### Aim of the exercise:
Extract each line of the records below that contains the word "Levy".

(Figure dataset records)
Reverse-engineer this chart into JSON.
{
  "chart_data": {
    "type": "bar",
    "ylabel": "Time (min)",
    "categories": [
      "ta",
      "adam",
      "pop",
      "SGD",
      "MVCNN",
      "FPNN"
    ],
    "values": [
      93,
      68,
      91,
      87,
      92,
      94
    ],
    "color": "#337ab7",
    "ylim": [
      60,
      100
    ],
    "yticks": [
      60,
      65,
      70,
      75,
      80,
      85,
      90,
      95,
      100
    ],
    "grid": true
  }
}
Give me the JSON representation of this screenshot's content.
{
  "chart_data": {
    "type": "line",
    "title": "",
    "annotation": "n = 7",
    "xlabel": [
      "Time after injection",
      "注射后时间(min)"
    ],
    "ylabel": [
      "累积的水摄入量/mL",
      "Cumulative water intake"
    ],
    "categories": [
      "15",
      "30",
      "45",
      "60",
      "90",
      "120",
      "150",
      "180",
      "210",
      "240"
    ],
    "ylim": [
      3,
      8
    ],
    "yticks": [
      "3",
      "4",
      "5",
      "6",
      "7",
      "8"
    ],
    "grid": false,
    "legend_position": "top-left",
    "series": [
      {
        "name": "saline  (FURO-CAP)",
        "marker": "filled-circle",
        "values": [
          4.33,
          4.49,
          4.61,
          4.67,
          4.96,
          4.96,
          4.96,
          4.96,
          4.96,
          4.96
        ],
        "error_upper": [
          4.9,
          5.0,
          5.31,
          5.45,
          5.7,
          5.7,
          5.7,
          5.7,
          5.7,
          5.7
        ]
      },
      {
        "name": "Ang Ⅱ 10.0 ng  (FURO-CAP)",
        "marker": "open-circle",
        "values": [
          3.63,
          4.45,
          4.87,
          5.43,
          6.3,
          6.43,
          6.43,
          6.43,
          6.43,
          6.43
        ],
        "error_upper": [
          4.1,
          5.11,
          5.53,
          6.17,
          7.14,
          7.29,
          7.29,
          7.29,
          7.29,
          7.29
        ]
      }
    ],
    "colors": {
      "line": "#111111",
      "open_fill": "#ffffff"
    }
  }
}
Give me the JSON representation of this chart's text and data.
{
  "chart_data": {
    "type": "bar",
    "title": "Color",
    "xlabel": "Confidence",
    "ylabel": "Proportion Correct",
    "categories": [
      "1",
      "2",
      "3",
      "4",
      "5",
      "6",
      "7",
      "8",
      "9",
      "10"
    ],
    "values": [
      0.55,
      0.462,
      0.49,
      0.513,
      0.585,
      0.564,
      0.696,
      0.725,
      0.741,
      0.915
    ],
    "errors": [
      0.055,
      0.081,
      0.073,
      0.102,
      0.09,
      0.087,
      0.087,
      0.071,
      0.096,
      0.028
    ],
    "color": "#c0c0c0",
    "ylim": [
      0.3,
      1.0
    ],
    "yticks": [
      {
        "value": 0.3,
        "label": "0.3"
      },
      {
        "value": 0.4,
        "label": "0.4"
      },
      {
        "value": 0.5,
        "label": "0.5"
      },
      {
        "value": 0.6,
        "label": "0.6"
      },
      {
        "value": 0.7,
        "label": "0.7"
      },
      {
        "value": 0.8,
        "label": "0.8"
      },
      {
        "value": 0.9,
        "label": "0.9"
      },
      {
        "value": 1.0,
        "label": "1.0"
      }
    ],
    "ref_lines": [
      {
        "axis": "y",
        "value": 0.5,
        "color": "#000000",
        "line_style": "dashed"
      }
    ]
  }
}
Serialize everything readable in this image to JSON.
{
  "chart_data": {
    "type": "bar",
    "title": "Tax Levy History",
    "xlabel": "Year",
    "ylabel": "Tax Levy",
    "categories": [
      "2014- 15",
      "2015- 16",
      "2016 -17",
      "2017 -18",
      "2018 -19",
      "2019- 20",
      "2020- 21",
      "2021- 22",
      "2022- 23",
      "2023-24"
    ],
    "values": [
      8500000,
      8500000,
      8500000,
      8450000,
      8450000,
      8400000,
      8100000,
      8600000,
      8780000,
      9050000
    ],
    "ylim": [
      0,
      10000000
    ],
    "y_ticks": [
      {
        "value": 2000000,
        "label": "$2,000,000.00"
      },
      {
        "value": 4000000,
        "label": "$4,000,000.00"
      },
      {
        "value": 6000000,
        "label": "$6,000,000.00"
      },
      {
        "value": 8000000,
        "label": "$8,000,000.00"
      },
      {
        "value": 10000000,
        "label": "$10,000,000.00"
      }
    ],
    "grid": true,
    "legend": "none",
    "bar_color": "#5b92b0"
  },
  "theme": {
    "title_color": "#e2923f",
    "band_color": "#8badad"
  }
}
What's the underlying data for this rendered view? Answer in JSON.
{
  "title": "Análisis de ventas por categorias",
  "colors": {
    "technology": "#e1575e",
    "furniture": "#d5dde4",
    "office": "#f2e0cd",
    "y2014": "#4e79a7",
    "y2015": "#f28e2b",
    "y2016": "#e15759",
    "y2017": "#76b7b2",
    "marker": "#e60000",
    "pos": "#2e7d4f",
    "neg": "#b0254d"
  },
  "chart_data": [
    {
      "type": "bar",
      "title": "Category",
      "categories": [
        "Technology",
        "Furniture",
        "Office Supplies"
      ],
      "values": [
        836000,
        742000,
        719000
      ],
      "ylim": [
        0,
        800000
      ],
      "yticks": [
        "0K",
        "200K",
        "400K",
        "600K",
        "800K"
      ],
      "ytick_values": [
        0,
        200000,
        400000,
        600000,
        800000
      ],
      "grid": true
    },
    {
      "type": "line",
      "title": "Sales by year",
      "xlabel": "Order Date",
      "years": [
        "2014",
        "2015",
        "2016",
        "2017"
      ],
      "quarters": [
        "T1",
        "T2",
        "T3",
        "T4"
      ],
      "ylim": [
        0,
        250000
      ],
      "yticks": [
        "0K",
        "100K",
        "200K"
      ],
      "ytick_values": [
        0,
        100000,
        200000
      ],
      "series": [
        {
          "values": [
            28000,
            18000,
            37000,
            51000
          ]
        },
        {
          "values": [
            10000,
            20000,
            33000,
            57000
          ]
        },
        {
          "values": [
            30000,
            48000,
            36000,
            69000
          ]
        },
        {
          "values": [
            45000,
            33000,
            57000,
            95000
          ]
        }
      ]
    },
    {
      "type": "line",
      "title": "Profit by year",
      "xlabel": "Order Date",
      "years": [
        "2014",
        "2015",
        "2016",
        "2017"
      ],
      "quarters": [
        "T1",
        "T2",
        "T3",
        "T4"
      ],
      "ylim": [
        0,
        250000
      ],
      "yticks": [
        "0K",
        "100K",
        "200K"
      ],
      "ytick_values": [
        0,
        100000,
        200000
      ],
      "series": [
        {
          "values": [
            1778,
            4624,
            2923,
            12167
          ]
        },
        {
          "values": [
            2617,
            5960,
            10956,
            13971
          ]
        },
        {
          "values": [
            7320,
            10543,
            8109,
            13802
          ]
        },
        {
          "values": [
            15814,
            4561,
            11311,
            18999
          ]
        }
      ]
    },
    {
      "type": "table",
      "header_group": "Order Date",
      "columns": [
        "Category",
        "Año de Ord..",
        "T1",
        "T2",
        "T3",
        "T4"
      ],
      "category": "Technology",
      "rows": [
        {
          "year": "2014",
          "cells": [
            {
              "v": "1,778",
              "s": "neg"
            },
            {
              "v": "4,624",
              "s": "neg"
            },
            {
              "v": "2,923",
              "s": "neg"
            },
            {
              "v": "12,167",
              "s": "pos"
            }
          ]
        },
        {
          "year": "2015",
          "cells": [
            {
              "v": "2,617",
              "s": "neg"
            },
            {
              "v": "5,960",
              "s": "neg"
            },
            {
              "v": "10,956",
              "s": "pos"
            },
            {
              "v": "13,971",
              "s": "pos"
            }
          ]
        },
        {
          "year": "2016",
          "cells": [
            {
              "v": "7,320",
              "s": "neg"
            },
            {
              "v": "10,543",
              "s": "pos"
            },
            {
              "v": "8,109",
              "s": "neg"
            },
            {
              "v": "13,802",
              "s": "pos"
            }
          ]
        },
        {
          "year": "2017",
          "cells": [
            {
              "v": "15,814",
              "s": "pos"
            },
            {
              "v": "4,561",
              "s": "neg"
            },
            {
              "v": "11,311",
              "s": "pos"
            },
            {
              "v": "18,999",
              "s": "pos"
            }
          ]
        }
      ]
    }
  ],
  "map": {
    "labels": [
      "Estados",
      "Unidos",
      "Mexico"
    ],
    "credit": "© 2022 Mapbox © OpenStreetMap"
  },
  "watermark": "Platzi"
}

### Answer to this problem:
    "title": "Tax Levy History",
    "ylabel": "Tax Levy",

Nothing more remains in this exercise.